— Start of Data shown —

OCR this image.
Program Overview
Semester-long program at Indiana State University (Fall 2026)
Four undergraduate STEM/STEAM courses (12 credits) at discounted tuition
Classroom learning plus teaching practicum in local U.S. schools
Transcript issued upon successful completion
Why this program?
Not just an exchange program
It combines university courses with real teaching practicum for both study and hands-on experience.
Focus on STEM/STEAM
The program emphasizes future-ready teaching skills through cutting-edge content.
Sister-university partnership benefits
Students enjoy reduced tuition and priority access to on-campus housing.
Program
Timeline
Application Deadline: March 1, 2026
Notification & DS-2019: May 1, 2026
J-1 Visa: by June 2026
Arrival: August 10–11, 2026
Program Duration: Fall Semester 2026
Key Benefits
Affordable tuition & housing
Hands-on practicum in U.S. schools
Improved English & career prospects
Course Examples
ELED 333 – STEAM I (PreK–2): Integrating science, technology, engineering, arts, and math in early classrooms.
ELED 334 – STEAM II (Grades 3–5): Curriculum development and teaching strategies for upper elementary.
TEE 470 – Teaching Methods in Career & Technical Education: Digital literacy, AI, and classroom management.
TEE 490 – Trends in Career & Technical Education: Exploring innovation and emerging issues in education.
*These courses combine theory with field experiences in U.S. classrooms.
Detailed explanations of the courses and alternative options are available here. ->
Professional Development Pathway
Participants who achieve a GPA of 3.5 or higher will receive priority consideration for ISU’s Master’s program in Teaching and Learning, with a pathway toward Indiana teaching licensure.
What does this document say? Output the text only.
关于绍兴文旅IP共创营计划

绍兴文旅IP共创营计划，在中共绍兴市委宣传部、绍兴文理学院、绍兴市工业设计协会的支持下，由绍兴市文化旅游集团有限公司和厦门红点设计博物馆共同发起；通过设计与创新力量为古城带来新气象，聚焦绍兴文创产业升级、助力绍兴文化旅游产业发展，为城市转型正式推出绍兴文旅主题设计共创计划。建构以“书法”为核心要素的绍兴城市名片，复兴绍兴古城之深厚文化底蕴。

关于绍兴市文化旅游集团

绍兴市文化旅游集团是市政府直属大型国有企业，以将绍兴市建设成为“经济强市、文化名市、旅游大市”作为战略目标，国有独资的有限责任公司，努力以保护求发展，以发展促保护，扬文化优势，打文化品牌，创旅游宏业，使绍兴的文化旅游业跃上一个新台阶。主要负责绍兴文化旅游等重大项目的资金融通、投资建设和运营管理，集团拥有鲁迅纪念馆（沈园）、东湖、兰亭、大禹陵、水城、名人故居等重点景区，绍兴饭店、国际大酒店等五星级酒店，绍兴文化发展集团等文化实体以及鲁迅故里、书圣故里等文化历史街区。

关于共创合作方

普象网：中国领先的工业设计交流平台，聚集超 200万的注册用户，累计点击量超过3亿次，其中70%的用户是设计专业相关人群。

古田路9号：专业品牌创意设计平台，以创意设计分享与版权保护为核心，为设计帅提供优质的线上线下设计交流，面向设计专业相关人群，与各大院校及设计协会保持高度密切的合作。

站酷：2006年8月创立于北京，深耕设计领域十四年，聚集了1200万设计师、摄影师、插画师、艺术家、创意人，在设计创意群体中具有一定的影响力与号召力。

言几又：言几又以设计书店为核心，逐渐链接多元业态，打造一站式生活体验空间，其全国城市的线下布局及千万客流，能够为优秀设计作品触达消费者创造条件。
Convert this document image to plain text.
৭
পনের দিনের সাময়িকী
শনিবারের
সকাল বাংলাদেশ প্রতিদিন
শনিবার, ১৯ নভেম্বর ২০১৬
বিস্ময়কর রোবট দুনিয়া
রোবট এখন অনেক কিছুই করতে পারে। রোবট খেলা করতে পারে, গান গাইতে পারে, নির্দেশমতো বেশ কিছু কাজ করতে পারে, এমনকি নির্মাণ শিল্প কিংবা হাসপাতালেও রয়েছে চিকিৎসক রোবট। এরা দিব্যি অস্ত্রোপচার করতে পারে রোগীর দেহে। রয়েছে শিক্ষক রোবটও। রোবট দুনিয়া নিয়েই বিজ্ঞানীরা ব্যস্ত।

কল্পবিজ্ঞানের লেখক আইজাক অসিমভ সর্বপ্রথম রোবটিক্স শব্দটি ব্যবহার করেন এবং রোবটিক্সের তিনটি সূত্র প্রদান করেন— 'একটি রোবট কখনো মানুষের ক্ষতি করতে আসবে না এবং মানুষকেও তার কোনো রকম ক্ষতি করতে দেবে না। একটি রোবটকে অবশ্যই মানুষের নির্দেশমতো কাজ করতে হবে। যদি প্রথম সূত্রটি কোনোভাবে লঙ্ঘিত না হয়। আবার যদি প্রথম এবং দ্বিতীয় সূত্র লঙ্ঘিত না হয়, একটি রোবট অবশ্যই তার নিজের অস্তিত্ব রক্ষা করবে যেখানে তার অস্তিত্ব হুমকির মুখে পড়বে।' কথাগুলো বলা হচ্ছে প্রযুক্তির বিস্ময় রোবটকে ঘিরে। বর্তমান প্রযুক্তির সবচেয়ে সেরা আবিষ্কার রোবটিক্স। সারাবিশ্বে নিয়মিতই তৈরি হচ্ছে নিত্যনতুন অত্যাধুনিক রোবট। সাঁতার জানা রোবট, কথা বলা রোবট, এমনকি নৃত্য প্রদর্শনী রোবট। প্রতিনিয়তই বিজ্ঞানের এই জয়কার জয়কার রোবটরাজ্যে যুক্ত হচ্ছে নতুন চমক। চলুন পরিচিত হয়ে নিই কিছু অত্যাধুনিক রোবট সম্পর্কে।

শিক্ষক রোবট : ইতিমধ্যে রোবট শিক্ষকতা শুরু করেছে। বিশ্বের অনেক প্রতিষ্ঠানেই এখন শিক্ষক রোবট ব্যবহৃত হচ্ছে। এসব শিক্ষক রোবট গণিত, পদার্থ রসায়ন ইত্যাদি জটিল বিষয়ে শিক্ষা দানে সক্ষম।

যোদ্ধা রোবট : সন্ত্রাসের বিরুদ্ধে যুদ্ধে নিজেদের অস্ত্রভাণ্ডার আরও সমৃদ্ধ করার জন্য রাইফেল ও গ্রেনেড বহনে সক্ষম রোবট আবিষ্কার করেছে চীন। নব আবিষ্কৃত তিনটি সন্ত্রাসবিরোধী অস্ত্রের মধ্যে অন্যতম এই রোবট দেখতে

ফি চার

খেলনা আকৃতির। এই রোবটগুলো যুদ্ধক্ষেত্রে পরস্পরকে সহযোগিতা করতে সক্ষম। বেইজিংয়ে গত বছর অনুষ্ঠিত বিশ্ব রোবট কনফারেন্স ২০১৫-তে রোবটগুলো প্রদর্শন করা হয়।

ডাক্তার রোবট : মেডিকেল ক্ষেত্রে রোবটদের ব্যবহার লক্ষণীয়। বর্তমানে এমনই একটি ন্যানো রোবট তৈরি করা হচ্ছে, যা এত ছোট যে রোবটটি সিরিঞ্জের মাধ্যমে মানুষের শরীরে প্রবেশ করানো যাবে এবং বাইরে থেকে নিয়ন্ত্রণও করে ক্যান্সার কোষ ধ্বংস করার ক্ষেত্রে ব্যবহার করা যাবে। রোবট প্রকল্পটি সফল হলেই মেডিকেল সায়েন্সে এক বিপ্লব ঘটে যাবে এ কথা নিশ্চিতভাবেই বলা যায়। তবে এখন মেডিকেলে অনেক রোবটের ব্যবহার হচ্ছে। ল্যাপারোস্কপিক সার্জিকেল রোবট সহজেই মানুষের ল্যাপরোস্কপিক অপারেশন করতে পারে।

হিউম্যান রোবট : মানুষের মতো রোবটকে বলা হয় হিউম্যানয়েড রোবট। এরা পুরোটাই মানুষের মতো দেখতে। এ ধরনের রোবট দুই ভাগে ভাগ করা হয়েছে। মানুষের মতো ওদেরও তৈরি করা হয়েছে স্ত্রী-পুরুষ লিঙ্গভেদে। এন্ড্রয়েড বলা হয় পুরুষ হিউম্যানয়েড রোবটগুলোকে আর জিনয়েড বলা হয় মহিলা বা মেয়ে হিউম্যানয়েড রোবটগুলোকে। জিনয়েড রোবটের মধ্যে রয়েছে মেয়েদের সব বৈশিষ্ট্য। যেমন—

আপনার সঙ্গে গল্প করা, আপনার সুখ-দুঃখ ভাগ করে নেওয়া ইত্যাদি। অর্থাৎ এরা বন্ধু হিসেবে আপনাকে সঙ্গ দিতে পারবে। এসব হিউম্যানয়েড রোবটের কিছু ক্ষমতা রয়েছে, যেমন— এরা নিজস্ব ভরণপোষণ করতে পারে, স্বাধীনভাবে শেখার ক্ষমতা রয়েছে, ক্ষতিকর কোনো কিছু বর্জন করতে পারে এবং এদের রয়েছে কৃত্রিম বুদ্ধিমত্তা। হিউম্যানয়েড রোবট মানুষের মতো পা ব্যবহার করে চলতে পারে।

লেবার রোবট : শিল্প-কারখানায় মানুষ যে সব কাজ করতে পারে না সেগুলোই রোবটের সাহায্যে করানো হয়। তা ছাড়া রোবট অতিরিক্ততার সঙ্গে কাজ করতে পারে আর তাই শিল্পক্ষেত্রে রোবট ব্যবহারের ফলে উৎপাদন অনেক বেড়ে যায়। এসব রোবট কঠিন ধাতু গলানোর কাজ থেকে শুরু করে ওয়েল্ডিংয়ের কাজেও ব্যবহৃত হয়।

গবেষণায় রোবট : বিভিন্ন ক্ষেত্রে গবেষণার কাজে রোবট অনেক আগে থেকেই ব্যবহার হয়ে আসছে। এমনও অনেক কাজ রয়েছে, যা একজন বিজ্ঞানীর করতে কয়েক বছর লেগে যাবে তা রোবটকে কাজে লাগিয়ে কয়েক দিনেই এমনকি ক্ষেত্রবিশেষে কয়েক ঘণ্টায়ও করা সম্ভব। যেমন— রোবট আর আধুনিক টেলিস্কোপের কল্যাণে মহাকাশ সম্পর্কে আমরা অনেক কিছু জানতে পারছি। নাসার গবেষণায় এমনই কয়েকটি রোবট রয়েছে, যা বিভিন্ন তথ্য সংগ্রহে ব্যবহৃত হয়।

— End of Data shown —

* Instructions for the task: Return all lines containing the word "priority".

* Exercise output:
Students enjoy reduced tuition and priority access to on-campus housing.
Participants who achieve a GPA of 3.5 or higher will receive priority consideration for ISU’s Master’s program in Teaching and Learning, with a pathway toward Indiana teaching licensure.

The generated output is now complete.